SOURCE MATERIAL -
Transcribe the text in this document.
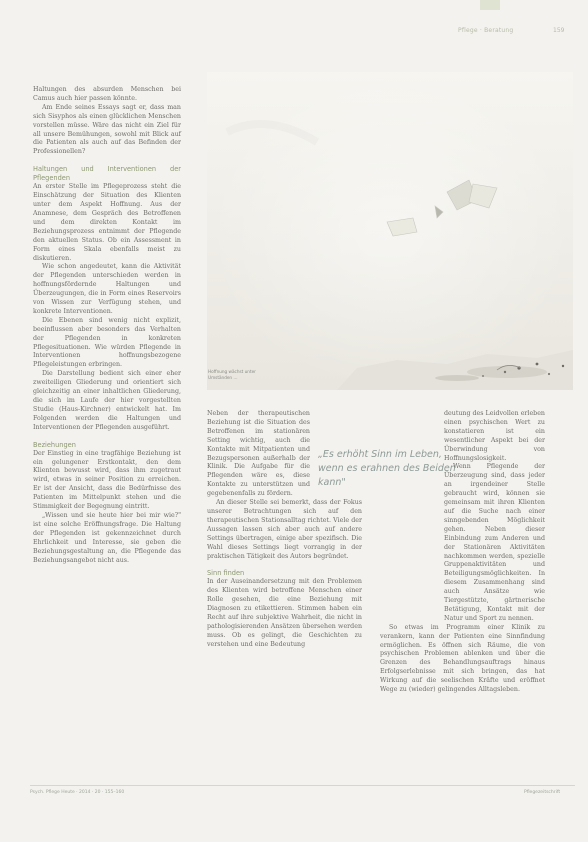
Pflege · Beratung	159
Hoffnung wächst unter Umständen …

Haltungen des absurden Menschen bei Camus auch hier passen könnte.

Am Ende seines Essays sagt er, dass man sich Sisyphos als einen glücklichen Menschen vorstellen müsse. Wäre das nicht ein Ziel für all unsere Bemühungen, sowohl mit Blick auf die Patienten als auch auf das Befinden der Professionellen?

Haltungen und Interventionen der Pflegenden

An erster Stelle im Pflegeprozess steht die Einschätzung der Situation des Klienten unter dem Aspekt Hoffnung. Aus der Anamnese, dem Gespräch des Betroffenen und dem direkten Kontakt im Beziehungsprozess entnimmt der Pflegende den aktuellen Status. Ob ein Assessment in Form eines Skala ebenfalls meist zu diskutieren.

Wie schon angedeutet, kann die Aktivität der Pflegenden unterschieden werden in hoffnungsfördernde Haltungen und Überzeugungen, die in Form eines Reservoirs von Wissen zur Verfügung stehen, und konkrete Interventionen.

Die Ebenen sind wenig nicht explizit, beeinflussen aber besonders das Verhalten der Pflegenden in konkreten Pflegesituationen. Wie würden Pflegende in Interventionen hoffnungsbezogene Pflegeleistungen erbringen.

Die Darstellung bedient sich einer eher zweiteiligen Gliederung und orientiert sich gleichzeitig an einer inhaltlichen Gliederung, die sich im Laufe der hier vorgestellten Studie (Haus-Kirchner) entwickelt hat. Im Folgenden werden die Haltungen und Interventionen der Pflegenden ausgeführt.

Beziehungen

Der Einstieg in eine tragfähige Beziehung ist ein gelungener Erstkontakt, den dem Klienten bewusst wird, dass ihm zugetraut wird, etwas in seiner Position zu erreichen. Er ist der Ansicht, dass die Bedürfnisse des Patienten im Mittelpunkt stehen und die Stimmigkeit der Begegnung eintritt.

„Wissen und sie heute hier bei mir wie?" ist eine solche Eröffnungsfrage. Die Haltung der Pflegenden ist gekennzeichnet durch Ehrlichkeit und Interesse, sie geben die Beziehungsgestaltung an, die Pflegende das Beziehungsangebot nicht aus.

Neben der therapeutischen Beziehung ist die Situation des Betroffenen im stationären Setting wichtig, auch die Kontakte mit Mitpatienten und Bezugspersonen außerhalb der Klinik. Die Aufgabe für die Pflegenden wäre es, diese Kontakte zu unterstützen und gegebenenfalls zu fördern.

An dieser Stelle sei bemerkt, dass der Fokus unserer Betrachtungen sich auf den therapeutischen Stationsalltag richtet. Viele der Aussagen lassen sich aber auch auf andere Settings übertragen, einige aber spezifisch. Die Wahl dieses Settings liegt vorrangig in der praktischen Tätigkeit des Autors begründet.

Sinn finden

In der Auseinandersetzung mit den Problemen des Klienten wird betroffene Menschen einer Rolle gesehen, die eine Beziehung mit Diagnosen zu etikettieren. Stimmen haben ein Recht auf ihre subjektive Wahrheit, die nicht in pathologisierenden Ansätzen übersehen werden muss. Ob es gelingt, die Geschichten zu verstehen und eine Bedeutung

„Es erhöht Sinn im Leben, wenn es erahnen des Beiden kann"

deutung des Leidvollen erleben einen psychischen Wert zu konstatieren ist ein wesentlicher Aspekt bei der Überwindung von Hoffnungslosigkeit.

Wenn Pflegende der Überzeugung sind, dass jeder an irgendeiner Stelle gebraucht wird, können sie gemeinsam mit ihren Klienten auf die Suche nach einer sinngebenden Möglichkeit gehen. Neben dieser Einbindung zum Anderen und der Stationären Aktivitäten nachkommen werden, spezielle Gruppenaktivitäten und Beteiligungsmöglichkeiten. In diesem Zusammenhang sind auch Ansätze wie Tiergestützte, gärtnerische Betätigung, Kontakt mit der Natur und Sport zu nennen.

So etwas im Programm einer Klinik zu verankern, kann der Patienten eine Sinnfindung ermöglichen. Es öffnen sich Räume, die von psychischen Problemen ablenken und über die Grenzen des Behandlungsauftrags hinaus Erfolgserlebnisse mit sich bringen, das hat Wirkung auf die seelischen Kräfte und eröffnet Wege zu (wieder) gelingendes Alltagsleben.

Psych. Pflege Heute · 2014 · 20 · 155–160	Pflegezeitschrift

REQUEST -
Copy each line of the records precisely and drop any images they hold.

SOLUTION TO THIS EXERCISE -
Transcribe the text in this document.
Pflege · Beratung	159
Hoffnung wächst unter Umständen …

Haltungen des absurden Menschen bei Camus auch hier passen könnte.

Am Ende seines Essays sagt er, dass man sich Sisyphos als einen glücklichen Menschen vorstellen müsse. Wäre das nicht ein Ziel für all unsere Bemühungen, sowohl mit Blick auf die Patienten als auch auf das Befinden der Professionellen?

Haltungen und Interventionen der Pflegenden

An erster Stelle im Pflegeprozess steht die Einschätzung der Situation des Klienten unter dem Aspekt Hoffnung. Aus der Anamnese, dem Gespräch des Betroffenen und dem direkten Kontakt im Beziehungsprozess entnimmt der Pflegende den aktuellen Status. Ob ein Assessment in Form eines Skala ebenfalls meist zu diskutieren.

Wie schon angedeutet, kann die Aktivität der Pflegenden unterschieden werden in hoffnungsfördernde Haltungen und Überzeugungen, die in Form eines Reservoirs von Wissen zur Verfügung stehen, und konkrete Interventionen.

Die Ebenen sind wenig nicht explizit, beeinflussen aber besonders das Verhalten der Pflegenden in konkreten Pflegesituationen. Wie würden Pflegende in Interventionen hoffnungsbezogene Pflegeleistungen erbringen.

Die Darstellung bedient sich einer eher zweiteiligen Gliederung und orientiert sich gleichzeitig an einer inhaltlichen Gliederung, die sich im Laufe der hier vorgestellten Studie (Haus-Kirchner) entwickelt hat. Im Folgenden werden die Haltungen und Interventionen der Pflegenden ausgeführt.

Beziehungen

Der Einstieg in eine tragfähige Beziehung ist ein gelungener Erstkontakt, den dem Klienten bewusst wird, dass ihm zugetraut wird, etwas in seiner Position zu erreichen. Er ist der Ansicht, dass die Bedürfnisse des Patienten im Mittelpunkt stehen und die Stimmigkeit der Begegnung eintritt.

„Wissen und sie heute hier bei mir wie?" ist eine solche Eröffnungsfrage. Die Haltung der Pflegenden ist gekennzeichnet durch Ehrlichkeit und Interesse, sie geben die Beziehungsgestaltung an, die Pflegende das Beziehungsangebot nicht aus.

Neben der therapeutischen Beziehung ist die Situation des Betroffenen im stationären Setting wichtig, auch die Kontakte mit Mitpatienten und Bezugspersonen außerhalb der Klinik. Die Aufgabe für die Pflegenden wäre es, diese Kontakte zu unterstützen und gegebenenfalls zu fördern.

An dieser Stelle sei bemerkt, dass der Fokus unserer Betrachtungen sich auf den therapeutischen Stationsalltag richtet. Viele der Aussagen lassen sich aber auch auf andere Settings übertragen, einige aber spezifisch. Die Wahl dieses Settings liegt vorrangig in der praktischen Tätigkeit des Autors begründet.

Sinn finden

In der Auseinandersetzung mit den Problemen des Klienten wird betroffene Menschen einer Rolle gesehen, die eine Beziehung mit Diagnosen zu etikettieren. Stimmen haben ein Recht auf ihre subjektive Wahrheit, die nicht in pathologisierenden Ansätzen übersehen werden muss. Ob es gelingt, die Geschichten zu verstehen und eine Bedeutung

„Es erhöht Sinn im Leben, wenn es erahnen des Beiden kann"

deutung des Leidvollen erleben einen psychischen Wert zu konstatieren ist ein wesentlicher Aspekt bei der Überwindung von Hoffnungslosigkeit.

Wenn Pflegende der Überzeugung sind, dass jeder an irgendeiner Stelle gebraucht wird, können sie gemeinsam mit ihren Klienten auf die Suche nach einer sinngebenden Möglichkeit gehen. Neben dieser Einbindung zum Anderen und der Stationären Aktivitäten nachkommen werden, spezielle Gruppenaktivitäten und Beteiligungsmöglichkeiten. In diesem Zusammenhang sind auch Ansätze wie Tiergestützte, gärtnerische Betätigung, Kontakt mit der Natur und Sport zu nennen.

So etwas im Programm einer Klinik zu verankern, kann der Patienten eine Sinnfindung ermöglichen. Es öffnen sich Räume, die von psychischen Problemen ablenken und über die Grenzen des Behandlungsauftrags hinaus Erfolgserlebnisse mit sich bringen, das hat Wirkung auf die seelischen Kräfte und eröffnet Wege zu (wieder) gelingendes Alltagsleben.

Psych. Pflege Heute · 2014 · 20 · 155–160	Pflegezeitschrift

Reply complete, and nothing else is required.